**Short task**
In the entries below, count each line holding the word "annotation". Answer with the total alone.

>> Start Task input

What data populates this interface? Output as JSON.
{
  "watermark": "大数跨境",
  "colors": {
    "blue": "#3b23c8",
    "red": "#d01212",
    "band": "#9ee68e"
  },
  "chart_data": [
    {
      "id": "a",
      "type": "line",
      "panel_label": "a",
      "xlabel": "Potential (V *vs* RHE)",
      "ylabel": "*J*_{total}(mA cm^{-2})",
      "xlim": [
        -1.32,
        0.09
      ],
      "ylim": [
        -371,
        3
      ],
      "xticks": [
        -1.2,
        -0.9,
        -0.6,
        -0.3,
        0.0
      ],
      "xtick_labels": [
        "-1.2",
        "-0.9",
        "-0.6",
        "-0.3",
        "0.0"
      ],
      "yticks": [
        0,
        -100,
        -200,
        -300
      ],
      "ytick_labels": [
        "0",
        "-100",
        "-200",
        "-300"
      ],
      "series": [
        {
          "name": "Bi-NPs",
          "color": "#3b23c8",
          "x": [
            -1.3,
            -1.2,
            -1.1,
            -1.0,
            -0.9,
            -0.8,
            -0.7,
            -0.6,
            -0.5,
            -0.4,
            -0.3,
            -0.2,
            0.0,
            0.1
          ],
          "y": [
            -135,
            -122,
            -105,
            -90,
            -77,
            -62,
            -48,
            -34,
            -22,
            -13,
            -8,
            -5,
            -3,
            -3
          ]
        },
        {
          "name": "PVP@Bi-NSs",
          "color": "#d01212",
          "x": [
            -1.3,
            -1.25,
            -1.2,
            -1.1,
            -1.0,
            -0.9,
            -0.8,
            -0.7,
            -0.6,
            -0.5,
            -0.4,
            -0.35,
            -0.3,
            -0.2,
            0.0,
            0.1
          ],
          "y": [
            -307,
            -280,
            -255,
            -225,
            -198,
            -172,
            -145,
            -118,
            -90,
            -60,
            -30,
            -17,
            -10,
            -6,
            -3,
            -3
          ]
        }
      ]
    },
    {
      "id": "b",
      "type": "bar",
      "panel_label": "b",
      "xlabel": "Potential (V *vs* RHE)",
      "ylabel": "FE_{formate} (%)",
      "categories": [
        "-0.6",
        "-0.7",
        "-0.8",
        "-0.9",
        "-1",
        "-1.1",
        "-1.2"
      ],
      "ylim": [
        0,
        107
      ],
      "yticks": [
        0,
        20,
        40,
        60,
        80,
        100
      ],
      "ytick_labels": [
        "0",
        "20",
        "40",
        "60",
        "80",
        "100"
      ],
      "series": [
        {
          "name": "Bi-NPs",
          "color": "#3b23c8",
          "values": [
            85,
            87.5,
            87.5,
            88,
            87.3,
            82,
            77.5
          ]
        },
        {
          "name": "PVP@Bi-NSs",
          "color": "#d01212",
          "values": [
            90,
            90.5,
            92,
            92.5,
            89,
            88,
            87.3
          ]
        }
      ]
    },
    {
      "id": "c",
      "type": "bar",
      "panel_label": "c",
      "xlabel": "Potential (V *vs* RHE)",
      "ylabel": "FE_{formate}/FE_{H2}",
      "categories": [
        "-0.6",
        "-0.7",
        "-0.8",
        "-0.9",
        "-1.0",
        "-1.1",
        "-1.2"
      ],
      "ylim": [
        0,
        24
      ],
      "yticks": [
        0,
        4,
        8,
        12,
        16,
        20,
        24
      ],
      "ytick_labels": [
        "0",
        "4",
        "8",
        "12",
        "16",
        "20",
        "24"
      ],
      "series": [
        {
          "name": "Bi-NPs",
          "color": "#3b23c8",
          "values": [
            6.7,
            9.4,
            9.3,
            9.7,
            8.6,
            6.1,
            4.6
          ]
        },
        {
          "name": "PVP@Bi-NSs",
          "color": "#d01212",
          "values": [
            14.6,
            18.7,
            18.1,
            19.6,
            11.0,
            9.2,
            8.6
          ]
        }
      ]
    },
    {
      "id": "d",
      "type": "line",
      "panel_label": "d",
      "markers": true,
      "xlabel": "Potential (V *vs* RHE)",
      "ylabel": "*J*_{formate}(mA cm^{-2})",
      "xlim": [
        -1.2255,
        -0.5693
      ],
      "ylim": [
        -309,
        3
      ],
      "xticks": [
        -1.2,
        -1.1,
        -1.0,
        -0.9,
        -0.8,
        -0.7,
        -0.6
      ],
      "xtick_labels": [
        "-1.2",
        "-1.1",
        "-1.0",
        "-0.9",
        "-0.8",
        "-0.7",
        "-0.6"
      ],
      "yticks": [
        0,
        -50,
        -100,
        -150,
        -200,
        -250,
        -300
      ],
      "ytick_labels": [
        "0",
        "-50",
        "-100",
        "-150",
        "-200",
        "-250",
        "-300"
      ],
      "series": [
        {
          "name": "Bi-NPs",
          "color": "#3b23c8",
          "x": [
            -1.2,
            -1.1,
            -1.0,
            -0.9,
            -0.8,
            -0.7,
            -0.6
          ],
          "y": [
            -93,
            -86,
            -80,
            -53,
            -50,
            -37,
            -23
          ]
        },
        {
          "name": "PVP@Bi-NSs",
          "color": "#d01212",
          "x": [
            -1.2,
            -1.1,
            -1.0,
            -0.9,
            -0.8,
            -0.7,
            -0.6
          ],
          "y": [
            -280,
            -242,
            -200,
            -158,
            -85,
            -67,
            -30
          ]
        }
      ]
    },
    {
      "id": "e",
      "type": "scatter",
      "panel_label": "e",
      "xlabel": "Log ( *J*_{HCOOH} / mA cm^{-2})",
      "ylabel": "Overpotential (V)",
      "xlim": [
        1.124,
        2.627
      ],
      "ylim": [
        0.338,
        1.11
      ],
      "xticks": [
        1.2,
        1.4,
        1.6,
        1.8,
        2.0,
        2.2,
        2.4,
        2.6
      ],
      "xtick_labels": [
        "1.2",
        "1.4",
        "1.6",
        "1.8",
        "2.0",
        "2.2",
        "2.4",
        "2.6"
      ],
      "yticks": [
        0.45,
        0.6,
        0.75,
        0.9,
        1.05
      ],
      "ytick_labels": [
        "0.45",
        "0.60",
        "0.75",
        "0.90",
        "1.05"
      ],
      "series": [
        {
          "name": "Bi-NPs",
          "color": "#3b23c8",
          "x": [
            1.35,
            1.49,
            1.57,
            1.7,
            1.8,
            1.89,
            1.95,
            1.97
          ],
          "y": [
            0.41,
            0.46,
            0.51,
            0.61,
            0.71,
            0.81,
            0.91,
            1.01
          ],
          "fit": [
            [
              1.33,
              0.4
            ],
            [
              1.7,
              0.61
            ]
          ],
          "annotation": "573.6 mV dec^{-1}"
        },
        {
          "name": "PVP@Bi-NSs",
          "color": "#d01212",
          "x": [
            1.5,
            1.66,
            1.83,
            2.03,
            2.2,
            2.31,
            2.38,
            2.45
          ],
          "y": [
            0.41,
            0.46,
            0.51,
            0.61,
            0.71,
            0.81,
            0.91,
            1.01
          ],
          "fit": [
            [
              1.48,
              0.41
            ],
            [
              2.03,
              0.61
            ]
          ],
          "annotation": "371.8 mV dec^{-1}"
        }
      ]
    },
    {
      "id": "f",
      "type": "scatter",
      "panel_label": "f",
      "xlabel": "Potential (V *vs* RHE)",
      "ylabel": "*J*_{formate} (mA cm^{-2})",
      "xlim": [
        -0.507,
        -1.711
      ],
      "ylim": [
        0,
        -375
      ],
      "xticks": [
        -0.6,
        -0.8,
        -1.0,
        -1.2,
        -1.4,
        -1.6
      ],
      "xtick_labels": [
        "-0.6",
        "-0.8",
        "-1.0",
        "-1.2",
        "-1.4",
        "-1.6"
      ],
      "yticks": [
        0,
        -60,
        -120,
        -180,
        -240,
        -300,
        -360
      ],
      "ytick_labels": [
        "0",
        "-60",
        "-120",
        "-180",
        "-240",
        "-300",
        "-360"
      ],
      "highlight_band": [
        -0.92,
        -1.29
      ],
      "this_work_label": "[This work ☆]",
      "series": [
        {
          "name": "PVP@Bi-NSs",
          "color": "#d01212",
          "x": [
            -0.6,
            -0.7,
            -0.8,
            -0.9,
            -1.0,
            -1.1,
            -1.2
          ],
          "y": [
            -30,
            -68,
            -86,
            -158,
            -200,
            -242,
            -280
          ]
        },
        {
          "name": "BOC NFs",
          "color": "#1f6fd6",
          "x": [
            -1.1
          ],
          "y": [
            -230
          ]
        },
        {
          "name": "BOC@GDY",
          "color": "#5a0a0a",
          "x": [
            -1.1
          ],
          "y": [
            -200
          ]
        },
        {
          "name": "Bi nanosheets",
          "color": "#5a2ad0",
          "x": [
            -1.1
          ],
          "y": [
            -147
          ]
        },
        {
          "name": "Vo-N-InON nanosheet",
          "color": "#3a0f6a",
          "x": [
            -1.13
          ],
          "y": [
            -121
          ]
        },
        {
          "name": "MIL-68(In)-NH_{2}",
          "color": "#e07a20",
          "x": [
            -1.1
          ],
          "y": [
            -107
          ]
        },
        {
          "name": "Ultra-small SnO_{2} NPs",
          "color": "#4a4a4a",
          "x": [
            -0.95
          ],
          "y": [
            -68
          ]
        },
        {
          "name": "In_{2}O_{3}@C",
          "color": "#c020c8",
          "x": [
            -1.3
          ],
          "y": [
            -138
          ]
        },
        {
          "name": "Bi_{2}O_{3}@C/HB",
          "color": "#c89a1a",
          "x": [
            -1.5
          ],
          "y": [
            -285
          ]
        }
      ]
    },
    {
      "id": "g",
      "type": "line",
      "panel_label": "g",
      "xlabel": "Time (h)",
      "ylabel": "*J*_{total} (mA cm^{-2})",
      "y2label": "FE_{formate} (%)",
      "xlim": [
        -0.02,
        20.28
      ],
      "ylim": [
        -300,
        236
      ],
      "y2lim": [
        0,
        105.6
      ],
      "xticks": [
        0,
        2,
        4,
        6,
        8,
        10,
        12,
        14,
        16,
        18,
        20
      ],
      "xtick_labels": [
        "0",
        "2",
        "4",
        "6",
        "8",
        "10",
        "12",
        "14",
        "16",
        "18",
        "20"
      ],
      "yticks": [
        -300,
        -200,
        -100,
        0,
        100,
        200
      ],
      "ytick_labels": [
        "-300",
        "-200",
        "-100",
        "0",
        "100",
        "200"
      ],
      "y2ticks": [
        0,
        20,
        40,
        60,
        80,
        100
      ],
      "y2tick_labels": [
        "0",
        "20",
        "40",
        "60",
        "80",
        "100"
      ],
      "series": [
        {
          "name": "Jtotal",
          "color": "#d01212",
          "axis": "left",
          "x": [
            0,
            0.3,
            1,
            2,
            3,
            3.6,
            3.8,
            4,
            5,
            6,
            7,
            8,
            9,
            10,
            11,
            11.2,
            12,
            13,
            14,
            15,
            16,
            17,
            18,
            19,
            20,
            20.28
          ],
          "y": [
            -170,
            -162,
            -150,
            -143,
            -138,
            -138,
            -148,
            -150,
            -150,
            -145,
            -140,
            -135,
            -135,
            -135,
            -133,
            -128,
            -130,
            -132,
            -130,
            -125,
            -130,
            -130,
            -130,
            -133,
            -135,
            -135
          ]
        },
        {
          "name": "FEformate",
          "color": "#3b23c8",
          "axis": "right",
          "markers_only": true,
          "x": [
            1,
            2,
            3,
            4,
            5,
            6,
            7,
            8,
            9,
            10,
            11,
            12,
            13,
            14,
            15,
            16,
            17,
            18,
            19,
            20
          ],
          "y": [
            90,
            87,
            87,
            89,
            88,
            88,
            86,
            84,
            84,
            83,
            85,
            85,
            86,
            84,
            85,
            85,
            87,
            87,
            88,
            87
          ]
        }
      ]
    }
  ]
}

>> End Task input

**Full output**
2